## WHAT YOU SHOULD DO
Whenever a line contains the string "badge", copy it out of the entries.

------ DATA EXTRACT ------

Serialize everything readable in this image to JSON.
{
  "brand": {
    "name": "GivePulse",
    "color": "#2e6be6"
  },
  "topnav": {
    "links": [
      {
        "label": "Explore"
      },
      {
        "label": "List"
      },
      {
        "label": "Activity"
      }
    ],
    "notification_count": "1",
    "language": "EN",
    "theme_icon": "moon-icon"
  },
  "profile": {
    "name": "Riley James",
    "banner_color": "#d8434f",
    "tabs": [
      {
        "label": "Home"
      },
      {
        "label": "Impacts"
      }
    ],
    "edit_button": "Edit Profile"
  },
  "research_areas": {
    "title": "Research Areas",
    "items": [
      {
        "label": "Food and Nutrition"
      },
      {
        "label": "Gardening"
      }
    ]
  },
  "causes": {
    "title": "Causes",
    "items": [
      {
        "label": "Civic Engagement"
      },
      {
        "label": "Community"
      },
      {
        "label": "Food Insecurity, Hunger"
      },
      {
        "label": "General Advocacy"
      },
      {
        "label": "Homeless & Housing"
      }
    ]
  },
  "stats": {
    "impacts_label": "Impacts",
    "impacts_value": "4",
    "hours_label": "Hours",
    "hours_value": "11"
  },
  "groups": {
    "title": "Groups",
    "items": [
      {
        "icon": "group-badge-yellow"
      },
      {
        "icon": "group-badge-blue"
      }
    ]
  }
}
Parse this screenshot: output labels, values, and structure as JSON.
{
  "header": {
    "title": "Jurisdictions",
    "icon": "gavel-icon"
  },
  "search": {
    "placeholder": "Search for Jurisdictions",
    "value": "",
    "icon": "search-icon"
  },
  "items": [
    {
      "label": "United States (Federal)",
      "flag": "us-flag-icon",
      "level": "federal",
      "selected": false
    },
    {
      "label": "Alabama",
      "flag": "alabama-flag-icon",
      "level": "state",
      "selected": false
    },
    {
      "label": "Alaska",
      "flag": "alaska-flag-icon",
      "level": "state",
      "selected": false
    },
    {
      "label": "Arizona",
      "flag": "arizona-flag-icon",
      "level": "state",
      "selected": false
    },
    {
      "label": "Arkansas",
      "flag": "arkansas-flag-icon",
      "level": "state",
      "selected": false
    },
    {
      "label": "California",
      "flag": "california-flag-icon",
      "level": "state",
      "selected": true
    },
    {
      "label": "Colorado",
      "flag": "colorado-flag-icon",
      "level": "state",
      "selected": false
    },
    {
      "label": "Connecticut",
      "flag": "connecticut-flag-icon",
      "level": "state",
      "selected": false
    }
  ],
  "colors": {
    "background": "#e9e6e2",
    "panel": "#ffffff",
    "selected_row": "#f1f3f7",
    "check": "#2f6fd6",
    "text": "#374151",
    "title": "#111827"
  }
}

------

## EXPECTED ANSWER
        "icon": "group-badge-yellow"
        "icon": "group-badge-blue"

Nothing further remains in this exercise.